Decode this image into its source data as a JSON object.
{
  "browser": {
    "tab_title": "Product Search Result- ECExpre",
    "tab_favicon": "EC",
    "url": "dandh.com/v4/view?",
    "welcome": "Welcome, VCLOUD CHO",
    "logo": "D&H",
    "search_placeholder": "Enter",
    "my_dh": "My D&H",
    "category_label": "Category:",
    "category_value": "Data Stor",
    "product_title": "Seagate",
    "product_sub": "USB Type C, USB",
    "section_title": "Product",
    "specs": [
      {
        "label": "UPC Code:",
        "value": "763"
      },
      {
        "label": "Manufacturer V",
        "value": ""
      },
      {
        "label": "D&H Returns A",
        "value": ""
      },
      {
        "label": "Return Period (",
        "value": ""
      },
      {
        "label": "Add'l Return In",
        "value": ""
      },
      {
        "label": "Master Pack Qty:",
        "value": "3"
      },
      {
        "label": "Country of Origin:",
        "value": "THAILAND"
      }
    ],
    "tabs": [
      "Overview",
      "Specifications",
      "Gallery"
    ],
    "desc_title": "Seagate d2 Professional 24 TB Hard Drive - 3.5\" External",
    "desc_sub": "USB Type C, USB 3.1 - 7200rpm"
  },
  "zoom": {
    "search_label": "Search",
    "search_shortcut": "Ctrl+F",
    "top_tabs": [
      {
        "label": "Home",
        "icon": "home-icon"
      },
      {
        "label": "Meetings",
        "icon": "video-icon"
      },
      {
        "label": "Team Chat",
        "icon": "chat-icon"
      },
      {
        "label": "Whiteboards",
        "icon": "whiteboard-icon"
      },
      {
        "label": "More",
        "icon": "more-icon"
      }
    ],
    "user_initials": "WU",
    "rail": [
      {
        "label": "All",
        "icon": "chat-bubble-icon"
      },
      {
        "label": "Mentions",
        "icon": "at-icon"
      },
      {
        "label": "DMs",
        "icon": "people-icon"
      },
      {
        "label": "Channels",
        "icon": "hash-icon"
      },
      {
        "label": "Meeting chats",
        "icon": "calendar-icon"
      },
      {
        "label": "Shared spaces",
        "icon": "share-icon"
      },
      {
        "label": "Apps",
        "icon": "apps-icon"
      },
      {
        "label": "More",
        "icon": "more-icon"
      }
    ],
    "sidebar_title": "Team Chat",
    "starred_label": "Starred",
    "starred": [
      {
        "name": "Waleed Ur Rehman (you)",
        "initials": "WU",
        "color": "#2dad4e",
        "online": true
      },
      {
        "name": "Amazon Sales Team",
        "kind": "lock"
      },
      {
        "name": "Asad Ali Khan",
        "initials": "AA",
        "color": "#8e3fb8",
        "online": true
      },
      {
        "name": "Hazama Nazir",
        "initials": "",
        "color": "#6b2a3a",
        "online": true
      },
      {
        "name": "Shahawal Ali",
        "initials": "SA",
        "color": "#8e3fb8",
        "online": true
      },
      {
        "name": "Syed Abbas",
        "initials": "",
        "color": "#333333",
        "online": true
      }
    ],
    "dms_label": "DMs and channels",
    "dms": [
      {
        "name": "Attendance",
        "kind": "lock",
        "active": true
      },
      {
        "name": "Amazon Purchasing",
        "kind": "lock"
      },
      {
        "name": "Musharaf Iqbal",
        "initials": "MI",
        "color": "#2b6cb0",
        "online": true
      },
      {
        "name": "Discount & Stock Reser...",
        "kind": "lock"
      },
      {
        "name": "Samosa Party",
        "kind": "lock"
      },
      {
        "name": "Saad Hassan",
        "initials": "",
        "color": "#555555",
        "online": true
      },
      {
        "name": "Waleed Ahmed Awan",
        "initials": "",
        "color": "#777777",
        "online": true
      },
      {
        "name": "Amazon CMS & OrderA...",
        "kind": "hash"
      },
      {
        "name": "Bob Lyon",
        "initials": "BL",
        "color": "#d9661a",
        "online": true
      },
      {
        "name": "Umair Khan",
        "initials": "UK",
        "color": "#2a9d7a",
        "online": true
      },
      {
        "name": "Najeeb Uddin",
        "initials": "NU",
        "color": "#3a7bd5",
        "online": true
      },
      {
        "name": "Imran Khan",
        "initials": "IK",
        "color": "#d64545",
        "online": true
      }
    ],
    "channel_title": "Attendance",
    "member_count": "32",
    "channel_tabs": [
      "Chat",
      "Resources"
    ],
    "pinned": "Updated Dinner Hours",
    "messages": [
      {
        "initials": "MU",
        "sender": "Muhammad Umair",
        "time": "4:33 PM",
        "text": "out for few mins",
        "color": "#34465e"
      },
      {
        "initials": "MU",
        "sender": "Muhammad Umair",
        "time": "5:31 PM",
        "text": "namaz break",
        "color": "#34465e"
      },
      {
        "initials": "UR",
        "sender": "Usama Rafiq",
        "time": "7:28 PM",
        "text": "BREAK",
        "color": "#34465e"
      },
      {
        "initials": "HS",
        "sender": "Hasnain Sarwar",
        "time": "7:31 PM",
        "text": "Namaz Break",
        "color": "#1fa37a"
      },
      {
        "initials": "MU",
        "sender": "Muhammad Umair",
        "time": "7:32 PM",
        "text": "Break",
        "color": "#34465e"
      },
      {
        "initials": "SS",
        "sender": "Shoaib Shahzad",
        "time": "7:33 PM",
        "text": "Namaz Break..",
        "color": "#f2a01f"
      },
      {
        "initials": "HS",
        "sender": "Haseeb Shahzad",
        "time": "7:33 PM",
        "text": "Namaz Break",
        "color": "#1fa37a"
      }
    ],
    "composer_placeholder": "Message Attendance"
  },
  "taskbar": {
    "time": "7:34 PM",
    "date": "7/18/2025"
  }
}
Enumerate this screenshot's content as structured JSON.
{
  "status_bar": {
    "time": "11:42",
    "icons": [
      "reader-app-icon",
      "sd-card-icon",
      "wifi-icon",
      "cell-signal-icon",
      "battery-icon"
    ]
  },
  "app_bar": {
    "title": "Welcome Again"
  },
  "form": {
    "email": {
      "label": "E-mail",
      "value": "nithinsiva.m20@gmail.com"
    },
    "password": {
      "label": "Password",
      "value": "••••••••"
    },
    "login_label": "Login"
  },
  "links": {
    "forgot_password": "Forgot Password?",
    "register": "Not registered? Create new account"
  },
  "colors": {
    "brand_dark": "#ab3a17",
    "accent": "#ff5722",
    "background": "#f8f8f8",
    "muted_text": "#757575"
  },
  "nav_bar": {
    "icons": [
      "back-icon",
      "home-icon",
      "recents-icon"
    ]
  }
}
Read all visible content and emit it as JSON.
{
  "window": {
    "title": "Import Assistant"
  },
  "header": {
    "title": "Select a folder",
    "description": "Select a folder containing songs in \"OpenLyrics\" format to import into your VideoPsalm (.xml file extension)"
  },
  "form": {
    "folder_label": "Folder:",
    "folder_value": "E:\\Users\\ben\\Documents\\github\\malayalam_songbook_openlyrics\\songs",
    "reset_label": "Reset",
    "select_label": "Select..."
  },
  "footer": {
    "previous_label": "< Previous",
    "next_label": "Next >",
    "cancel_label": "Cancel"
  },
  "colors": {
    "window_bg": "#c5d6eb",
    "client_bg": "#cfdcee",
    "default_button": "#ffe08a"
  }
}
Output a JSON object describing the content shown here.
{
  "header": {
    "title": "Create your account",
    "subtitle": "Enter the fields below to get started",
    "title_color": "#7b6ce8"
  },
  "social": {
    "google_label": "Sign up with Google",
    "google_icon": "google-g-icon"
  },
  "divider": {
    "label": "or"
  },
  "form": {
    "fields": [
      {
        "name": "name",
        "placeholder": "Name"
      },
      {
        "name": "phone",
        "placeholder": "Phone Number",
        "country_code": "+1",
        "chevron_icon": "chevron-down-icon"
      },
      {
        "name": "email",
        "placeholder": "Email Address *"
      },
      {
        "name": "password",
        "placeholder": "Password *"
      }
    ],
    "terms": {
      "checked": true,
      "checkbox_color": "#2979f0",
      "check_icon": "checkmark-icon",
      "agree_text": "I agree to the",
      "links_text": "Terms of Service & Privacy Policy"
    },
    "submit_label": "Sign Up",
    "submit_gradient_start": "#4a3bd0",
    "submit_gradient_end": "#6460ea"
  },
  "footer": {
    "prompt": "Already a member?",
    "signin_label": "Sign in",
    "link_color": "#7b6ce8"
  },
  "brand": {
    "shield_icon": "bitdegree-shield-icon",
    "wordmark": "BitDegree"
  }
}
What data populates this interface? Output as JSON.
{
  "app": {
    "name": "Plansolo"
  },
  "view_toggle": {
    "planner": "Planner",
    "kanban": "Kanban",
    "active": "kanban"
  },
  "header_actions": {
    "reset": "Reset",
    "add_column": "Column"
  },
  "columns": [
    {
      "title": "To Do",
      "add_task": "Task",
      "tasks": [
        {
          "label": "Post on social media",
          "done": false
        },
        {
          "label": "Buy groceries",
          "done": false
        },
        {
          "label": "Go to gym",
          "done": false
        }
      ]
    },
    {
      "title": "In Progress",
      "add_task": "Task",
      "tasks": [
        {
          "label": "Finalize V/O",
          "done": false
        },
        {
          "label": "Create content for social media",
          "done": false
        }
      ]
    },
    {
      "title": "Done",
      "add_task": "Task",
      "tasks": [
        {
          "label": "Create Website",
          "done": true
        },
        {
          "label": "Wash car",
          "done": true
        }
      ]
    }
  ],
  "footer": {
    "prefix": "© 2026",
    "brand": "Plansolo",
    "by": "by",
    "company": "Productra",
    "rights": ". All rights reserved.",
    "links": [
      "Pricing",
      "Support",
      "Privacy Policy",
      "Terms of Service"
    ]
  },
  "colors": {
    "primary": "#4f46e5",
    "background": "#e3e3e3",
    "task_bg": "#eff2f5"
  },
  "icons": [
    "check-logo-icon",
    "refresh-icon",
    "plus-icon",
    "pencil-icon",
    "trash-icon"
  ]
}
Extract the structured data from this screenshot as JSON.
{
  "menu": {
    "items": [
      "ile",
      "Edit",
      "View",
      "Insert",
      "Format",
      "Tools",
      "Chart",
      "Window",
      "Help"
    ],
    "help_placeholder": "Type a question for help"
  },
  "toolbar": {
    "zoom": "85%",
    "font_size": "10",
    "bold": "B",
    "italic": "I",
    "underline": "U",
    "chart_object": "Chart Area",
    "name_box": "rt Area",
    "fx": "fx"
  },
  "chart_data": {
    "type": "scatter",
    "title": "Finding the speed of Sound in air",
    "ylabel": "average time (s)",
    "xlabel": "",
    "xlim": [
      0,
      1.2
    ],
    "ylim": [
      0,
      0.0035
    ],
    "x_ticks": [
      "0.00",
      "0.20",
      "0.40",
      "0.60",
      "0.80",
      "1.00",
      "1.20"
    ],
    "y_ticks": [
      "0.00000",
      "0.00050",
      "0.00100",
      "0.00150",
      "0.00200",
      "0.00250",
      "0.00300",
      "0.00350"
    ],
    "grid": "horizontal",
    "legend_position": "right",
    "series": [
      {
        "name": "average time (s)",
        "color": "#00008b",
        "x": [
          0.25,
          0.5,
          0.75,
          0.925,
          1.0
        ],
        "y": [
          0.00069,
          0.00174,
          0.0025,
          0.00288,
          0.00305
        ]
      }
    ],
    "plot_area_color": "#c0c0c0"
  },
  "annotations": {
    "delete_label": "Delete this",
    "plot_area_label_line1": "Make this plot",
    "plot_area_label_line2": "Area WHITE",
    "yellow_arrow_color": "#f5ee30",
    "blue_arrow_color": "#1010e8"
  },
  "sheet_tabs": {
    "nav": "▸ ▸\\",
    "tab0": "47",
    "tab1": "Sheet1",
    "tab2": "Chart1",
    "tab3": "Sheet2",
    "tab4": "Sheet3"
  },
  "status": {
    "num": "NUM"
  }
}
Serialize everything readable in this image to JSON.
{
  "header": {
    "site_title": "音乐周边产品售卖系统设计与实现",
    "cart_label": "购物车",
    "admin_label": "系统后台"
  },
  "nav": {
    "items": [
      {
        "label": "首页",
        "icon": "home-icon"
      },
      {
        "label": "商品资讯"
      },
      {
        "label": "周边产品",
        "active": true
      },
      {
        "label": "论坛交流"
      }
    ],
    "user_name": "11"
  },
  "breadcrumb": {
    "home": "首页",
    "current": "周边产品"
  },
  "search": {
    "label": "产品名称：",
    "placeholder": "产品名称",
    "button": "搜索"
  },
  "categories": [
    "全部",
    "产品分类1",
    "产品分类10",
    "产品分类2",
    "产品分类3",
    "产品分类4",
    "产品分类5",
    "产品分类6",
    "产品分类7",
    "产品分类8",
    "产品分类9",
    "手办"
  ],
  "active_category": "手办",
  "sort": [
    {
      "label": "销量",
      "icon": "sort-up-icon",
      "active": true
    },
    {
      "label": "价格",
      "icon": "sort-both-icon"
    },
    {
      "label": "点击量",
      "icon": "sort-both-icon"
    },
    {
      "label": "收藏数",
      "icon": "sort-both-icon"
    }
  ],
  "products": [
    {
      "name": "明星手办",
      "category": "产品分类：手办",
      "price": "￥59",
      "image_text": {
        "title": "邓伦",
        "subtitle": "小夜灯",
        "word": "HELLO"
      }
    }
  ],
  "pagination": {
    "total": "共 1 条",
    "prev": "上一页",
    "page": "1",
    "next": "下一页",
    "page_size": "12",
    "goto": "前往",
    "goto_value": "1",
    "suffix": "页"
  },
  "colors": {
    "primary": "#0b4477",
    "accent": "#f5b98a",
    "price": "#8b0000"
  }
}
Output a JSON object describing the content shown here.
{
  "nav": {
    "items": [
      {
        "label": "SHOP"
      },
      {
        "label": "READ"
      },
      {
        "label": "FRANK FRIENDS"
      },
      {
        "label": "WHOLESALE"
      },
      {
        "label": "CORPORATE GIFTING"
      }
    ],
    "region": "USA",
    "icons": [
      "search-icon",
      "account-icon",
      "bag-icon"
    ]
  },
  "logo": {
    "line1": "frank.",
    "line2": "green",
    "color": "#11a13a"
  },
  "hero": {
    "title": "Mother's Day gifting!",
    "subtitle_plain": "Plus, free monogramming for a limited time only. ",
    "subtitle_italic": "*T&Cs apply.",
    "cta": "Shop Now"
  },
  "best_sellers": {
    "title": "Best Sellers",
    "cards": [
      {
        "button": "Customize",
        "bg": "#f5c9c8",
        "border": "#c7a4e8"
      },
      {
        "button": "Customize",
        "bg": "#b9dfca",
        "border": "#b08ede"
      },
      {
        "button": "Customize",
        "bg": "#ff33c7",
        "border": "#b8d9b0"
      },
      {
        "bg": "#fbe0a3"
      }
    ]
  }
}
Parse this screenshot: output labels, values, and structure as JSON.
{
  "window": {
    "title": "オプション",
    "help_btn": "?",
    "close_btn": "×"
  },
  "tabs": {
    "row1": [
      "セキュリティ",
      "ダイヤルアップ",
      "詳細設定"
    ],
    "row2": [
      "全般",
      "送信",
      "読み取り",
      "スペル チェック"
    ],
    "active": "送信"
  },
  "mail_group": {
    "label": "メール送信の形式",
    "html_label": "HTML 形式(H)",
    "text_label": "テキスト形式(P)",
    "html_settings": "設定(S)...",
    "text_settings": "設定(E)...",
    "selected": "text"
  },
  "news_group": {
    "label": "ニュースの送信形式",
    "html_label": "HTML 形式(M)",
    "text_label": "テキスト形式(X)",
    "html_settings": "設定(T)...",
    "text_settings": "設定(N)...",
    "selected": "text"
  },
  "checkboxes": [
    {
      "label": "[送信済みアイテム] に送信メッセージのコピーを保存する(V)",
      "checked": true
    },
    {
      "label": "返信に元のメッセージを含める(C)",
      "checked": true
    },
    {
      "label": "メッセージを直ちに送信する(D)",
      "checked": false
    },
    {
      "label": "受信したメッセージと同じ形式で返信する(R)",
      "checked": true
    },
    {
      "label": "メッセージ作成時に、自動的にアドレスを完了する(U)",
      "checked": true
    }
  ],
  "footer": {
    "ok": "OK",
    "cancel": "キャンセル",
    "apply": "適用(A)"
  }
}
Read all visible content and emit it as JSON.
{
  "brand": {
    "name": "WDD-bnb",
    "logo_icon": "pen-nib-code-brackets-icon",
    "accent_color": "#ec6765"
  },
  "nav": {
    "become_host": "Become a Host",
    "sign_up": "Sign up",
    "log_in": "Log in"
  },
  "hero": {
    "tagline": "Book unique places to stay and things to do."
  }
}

*BRIEF*. Say how many lines include the word "Shahzad"; reply with the number alone.

*CORRECT OUTPUT*. 2